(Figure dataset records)
┄┄┄┄┄┄┄┄┄┄┄┄┄┄┄┄┄┄┄┄
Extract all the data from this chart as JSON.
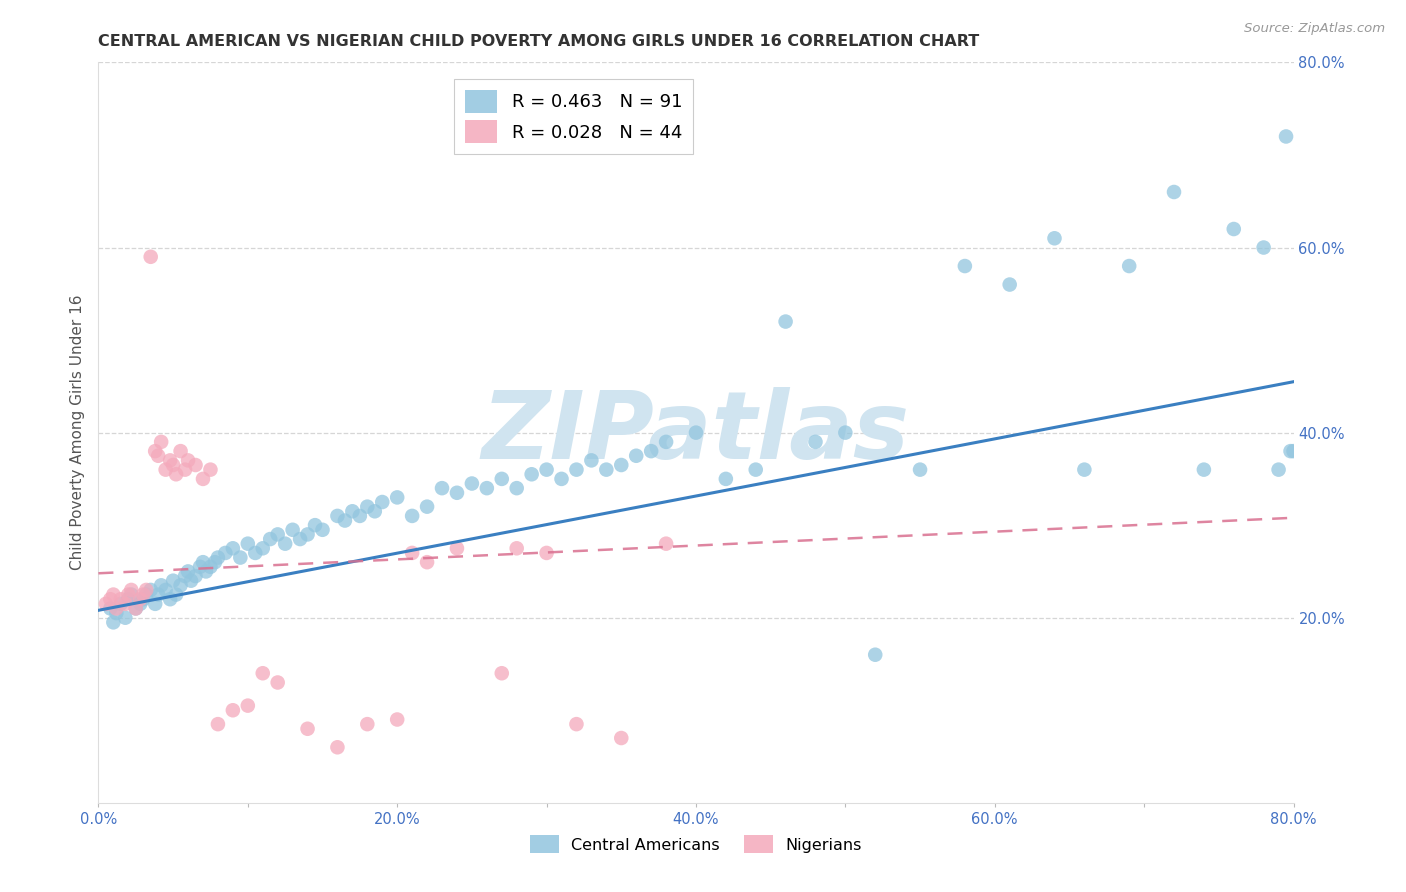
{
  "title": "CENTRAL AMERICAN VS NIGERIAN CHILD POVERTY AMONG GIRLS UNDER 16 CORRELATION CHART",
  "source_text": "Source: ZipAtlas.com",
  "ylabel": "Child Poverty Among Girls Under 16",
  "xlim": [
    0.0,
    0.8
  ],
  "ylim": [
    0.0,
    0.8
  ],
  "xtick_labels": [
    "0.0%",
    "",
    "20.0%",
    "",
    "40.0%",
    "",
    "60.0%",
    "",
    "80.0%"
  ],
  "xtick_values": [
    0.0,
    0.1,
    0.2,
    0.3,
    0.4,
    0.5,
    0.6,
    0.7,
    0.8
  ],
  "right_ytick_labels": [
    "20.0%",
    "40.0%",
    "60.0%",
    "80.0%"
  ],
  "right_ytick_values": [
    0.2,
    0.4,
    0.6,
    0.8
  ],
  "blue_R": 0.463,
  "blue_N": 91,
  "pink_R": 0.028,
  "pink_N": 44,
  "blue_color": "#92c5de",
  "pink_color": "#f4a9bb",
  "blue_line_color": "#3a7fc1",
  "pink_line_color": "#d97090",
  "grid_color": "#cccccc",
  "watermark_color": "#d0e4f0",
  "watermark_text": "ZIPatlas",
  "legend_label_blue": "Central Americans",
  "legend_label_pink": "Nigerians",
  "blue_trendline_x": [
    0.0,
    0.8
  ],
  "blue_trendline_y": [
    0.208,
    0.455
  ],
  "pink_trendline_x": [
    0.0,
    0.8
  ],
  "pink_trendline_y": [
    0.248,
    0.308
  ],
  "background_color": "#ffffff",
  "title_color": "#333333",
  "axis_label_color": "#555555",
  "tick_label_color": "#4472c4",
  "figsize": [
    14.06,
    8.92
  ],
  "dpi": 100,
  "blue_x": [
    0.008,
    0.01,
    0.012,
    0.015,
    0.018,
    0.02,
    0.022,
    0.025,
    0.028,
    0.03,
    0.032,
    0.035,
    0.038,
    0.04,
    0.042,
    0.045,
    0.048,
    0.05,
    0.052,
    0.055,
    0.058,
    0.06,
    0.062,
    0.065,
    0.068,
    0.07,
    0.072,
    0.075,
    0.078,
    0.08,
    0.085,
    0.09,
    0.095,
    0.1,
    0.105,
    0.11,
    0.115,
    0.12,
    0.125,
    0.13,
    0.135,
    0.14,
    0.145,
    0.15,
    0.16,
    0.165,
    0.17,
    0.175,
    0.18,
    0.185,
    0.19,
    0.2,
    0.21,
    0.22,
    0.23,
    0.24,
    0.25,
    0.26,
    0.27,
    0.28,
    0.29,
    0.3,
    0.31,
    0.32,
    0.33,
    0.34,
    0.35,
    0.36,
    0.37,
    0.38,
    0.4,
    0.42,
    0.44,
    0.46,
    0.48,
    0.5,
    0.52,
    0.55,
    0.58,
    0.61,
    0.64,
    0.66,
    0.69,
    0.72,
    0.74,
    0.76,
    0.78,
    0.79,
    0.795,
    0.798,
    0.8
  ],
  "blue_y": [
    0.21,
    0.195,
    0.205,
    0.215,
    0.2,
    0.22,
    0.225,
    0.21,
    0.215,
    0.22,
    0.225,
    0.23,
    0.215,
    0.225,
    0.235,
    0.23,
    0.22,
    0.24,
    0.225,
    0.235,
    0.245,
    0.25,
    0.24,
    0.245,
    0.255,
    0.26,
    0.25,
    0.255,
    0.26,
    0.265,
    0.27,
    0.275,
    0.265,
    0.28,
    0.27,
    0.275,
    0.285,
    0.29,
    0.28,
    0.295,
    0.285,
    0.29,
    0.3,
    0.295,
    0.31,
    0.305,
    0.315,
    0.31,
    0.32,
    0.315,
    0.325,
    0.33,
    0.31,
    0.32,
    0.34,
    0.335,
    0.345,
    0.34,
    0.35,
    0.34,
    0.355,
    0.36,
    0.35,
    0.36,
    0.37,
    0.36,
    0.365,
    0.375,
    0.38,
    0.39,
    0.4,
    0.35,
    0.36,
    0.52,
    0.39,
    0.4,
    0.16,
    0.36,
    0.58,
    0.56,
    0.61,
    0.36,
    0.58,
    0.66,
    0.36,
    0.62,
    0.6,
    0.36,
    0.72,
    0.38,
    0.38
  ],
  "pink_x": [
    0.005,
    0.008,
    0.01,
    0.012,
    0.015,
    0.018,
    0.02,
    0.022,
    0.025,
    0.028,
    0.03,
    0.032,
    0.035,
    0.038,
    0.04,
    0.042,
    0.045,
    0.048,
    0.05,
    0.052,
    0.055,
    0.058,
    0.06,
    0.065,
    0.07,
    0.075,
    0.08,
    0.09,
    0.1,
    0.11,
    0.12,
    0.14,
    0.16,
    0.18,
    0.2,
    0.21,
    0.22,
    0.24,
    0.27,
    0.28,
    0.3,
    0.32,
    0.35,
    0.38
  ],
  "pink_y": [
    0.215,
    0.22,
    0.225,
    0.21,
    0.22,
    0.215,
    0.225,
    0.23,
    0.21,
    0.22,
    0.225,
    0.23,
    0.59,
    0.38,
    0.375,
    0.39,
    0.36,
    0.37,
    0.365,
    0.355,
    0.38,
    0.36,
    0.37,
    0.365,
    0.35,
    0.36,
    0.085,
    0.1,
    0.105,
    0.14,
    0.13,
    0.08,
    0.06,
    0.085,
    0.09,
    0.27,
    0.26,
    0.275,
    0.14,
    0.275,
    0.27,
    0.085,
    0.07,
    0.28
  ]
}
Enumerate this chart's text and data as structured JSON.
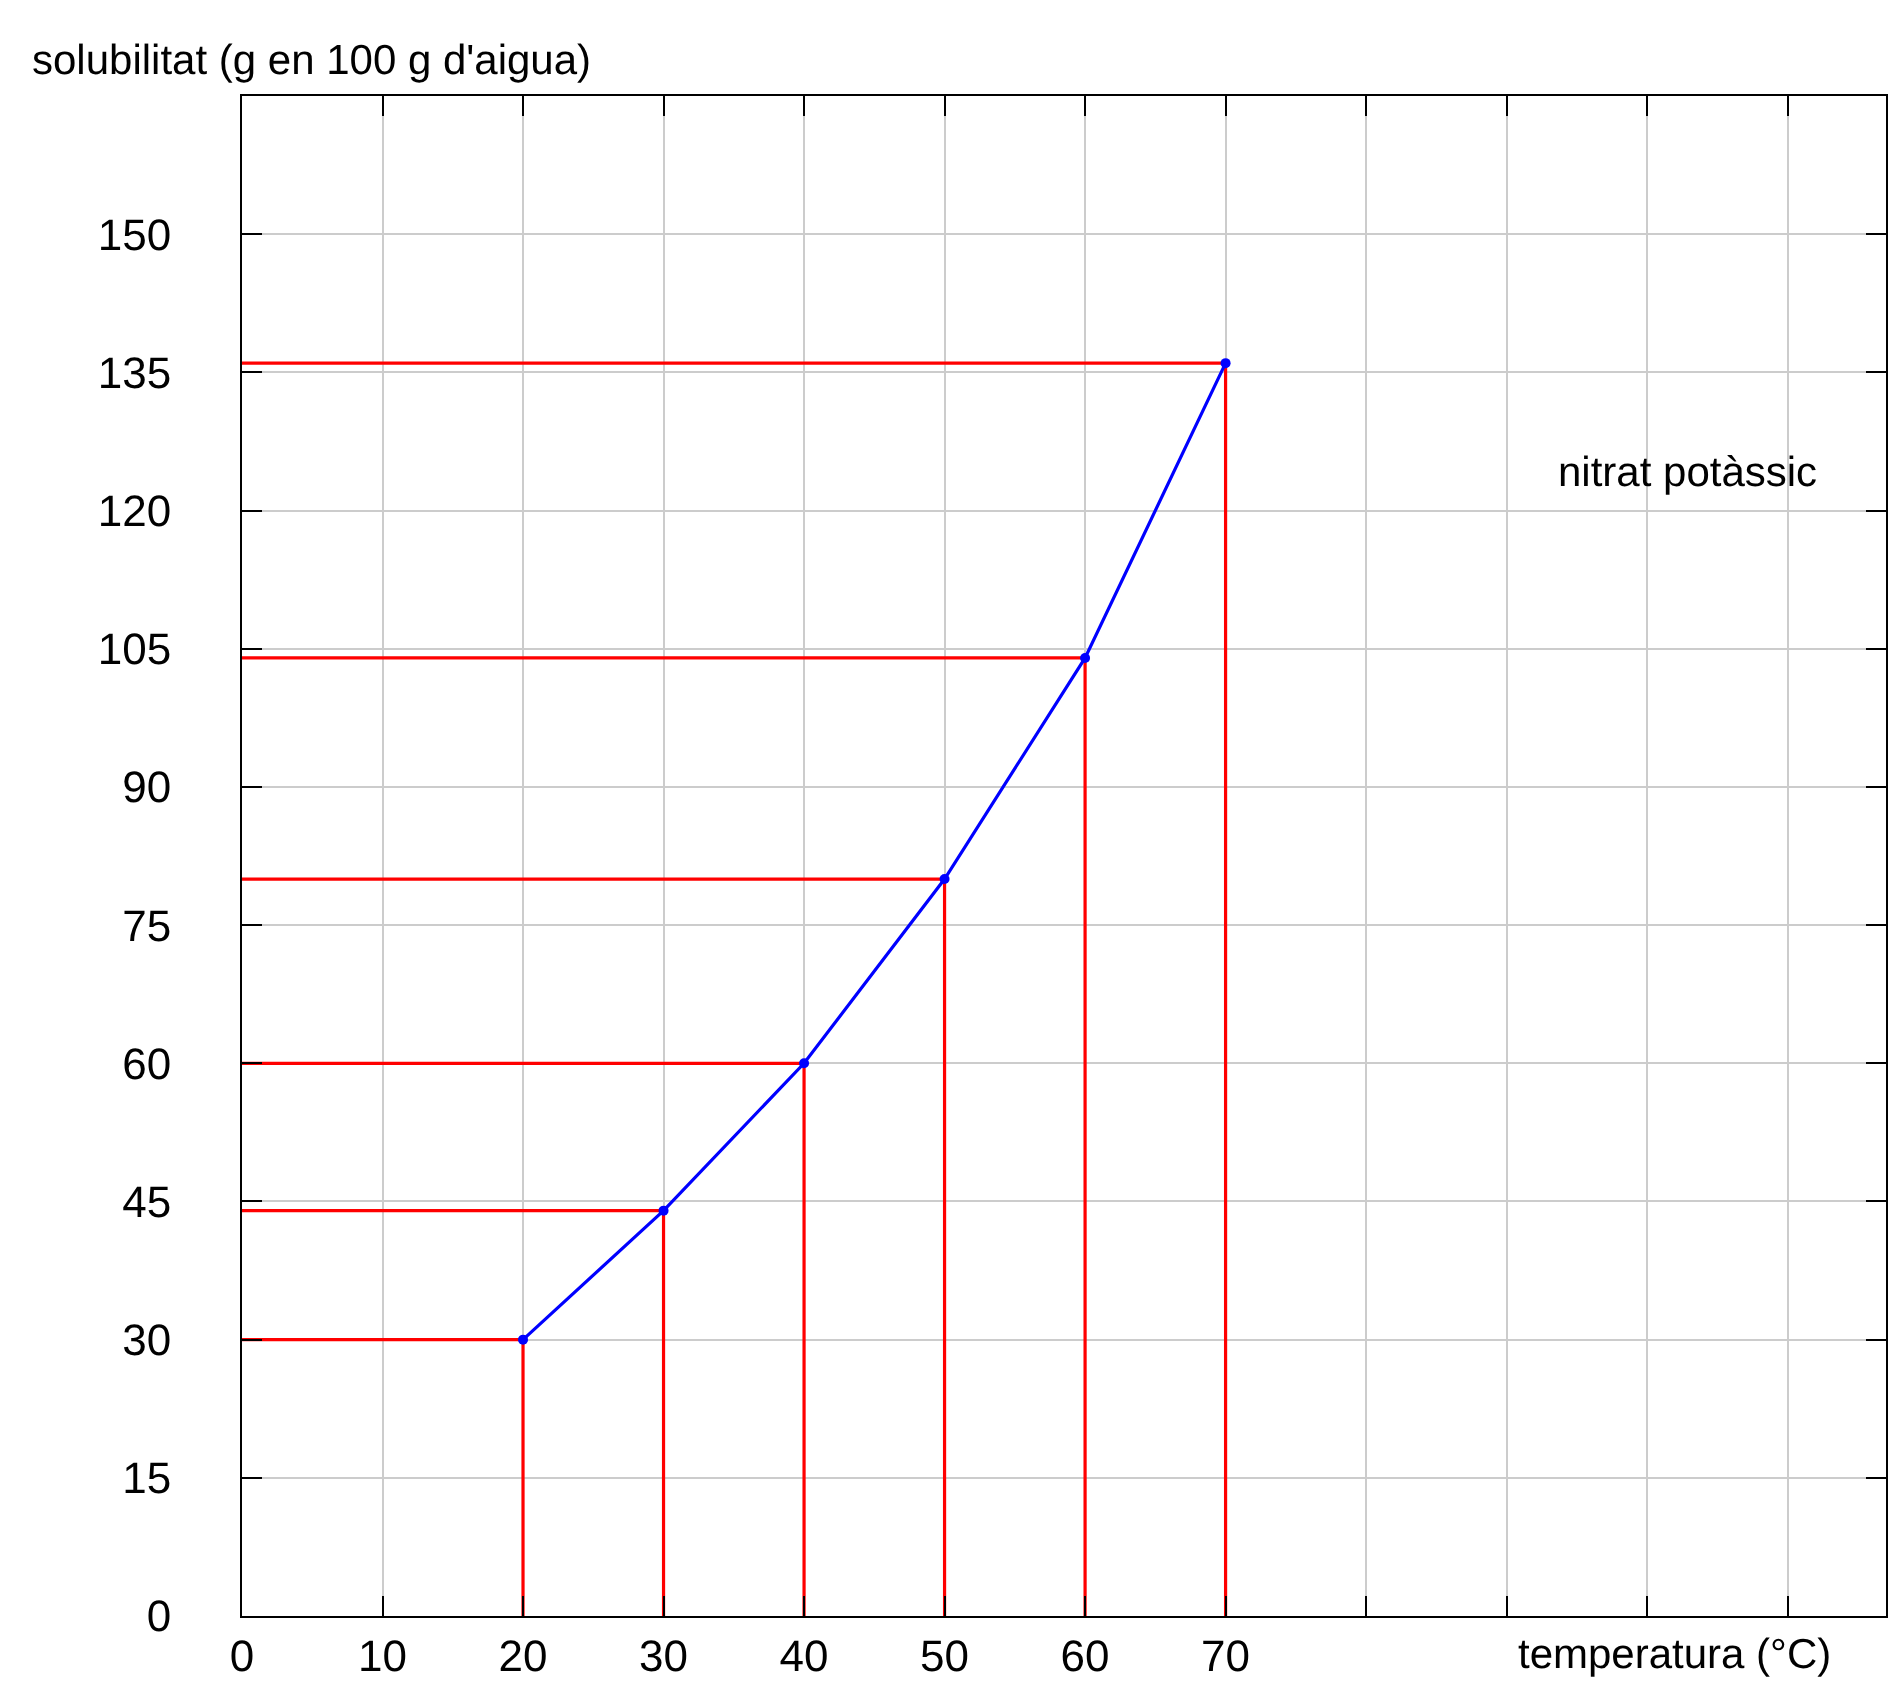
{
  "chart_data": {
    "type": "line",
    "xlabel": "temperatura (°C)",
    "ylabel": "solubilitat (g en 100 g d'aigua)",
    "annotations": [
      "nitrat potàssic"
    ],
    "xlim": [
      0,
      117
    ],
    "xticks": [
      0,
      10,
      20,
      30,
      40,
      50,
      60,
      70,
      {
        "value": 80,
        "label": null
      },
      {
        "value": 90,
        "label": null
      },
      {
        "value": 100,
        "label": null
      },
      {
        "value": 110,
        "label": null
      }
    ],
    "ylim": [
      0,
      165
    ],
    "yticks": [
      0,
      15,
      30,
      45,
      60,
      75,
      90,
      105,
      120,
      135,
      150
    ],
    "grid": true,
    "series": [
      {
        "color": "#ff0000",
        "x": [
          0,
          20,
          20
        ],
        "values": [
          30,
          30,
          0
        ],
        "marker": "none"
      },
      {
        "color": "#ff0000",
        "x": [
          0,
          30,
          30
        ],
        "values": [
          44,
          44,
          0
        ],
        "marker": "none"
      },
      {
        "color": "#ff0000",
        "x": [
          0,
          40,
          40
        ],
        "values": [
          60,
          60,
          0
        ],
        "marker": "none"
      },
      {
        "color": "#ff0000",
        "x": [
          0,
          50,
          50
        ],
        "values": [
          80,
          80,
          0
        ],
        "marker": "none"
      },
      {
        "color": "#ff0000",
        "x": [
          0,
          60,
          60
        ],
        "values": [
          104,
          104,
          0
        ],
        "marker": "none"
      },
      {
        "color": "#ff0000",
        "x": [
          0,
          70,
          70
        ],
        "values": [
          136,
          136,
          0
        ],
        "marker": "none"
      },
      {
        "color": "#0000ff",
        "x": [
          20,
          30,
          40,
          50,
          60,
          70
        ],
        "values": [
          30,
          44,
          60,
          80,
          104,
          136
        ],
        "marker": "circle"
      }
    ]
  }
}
┄┄┄┄┄┄┄┄┄┄┄┄┄┄┄┄┄┄┄┄
### Brief
Copy in full each line that holds the word "this".

### Task solution
Extract all the data from this chart as JSON.
Enumerate this chart's text and data as structured JSON.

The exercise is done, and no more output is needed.